YOUR TASK:
Copy everything from "In 2013, Gordy" down to "and Kazzum Theatre." in the passage on Gordy's acting career, switching "Crocodiles" to "Alligators".

GIVEN PASSAGE:
BEGIN

Gordy has read four "Bedtime Stories" for CBeebies and acting in the BBC Radio 4 play, Resurrection, in April 2012.

In 2012, Gordy starred in the short film TimeSlip, written and directed by Suchi Chatterjee. It was made with the support of the Oyster Project in Lewes. It won the Our Story award in the Oska Bright Film Festival 2013. It also won the Our Story Class in the Australian 2014 Sit Down Shut Up & Watch (SDSW) Festival and was short-listed for the Picture This Film Festival in Calgary, Canada. Gordy co-directed and played Mary in "The Infant King" for the Oyster Project.

In 2013, Gordy won a BBC Sussex and Surrey Community Heroes Award. She was given the Arts Award in Lewes Town Council's Civic Awards in 2014 for service to the people of Lewes and her work in the Arts, especially for disabled people living and working in Lewes.

Gordy broke new ground in 2014 by playing a central character without a disability in the play Crocodiles at Manchester's Royal Exchange Theatre. She has done a lot of theatre work, appearing in Once We were Mothers by Lisa Evans for the New Vic, Newcastle-under-Lyme, and in its second production at The Orange Tree Theatre, Richmond. She co-starred in the two-person play Into the Blue at The Arcola Theatre, London. She played the leading role in a touring theatre production, Seize the Day, with Hijinx Theatre, and has also toured with The Theatre Centre and Kazzum Theatre.

END

EXTRACTED ENTRIES:

BEGIN

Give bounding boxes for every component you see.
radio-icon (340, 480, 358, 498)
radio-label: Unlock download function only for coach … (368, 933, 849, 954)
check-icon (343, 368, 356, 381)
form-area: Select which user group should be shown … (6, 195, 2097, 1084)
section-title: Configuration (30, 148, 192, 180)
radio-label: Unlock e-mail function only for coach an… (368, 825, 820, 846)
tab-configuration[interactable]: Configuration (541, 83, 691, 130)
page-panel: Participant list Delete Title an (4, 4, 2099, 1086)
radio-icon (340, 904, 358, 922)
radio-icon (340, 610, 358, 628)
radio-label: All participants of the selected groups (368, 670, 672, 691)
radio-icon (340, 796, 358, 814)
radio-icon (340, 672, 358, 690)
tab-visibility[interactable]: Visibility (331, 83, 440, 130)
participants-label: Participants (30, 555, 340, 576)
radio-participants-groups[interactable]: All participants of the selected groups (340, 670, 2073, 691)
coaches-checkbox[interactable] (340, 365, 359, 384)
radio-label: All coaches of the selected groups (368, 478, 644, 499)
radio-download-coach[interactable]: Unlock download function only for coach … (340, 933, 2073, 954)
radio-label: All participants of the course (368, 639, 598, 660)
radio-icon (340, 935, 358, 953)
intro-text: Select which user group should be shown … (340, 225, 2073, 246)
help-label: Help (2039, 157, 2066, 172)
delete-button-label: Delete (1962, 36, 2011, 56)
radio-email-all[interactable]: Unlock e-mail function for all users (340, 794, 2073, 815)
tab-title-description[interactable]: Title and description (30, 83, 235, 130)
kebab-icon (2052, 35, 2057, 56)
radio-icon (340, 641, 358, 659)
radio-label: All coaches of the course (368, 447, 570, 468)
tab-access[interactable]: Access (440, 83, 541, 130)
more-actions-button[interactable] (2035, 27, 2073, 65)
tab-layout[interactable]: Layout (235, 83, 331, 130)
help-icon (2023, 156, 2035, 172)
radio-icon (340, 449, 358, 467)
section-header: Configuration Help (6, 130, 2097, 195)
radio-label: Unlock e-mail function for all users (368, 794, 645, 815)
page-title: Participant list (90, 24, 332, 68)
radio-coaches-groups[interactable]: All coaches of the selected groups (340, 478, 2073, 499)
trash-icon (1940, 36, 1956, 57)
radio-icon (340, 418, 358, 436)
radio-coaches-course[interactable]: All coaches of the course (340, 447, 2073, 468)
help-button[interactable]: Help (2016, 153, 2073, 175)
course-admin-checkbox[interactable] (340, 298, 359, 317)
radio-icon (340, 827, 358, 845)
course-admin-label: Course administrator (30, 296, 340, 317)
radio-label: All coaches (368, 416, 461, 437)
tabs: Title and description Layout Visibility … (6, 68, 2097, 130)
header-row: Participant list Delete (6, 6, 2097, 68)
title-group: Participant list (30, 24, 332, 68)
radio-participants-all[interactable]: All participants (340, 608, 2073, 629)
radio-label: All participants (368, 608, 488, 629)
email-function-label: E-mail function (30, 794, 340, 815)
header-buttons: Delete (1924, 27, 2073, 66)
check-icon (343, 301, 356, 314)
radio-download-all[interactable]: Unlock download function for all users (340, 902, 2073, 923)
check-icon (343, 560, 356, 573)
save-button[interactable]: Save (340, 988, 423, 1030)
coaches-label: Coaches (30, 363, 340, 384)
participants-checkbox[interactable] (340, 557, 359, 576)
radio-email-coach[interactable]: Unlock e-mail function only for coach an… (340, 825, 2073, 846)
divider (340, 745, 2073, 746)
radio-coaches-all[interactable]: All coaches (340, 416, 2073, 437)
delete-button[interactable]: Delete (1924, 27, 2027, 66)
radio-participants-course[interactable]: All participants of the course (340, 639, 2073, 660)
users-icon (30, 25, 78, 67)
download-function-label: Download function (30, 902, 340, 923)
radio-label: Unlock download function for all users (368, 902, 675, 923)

END

TASK SOLUTION:
In 2013, Gordy won a BBC Sussex and Surrey Community Heroes Award. She was given the Arts Award in Lewes Town Council's Civic Awards in 2014 for service to the people of Lewes and her work in the Arts, especially for disabled people living and working in Lewes.

Gordy broke new ground in 2014 by playing a central character without a disability in the play Alligators at Manchester's Royal Exchange Theatre. She has done a lot of theatre work, appearing in Once We were Mothers by Lisa Evans for the New Vic, Newcastle-under-Lyme, and in its second production at The Orange Tree Theatre, Richmond. She co-starred in the two-person play Into the Blue at The Arcola Theatre, London. She played the leading role in a touring theatre production, Seize the Day, with Hijinx Theatre, and has also toured with The Theatre Centre and Kazzum Theatre.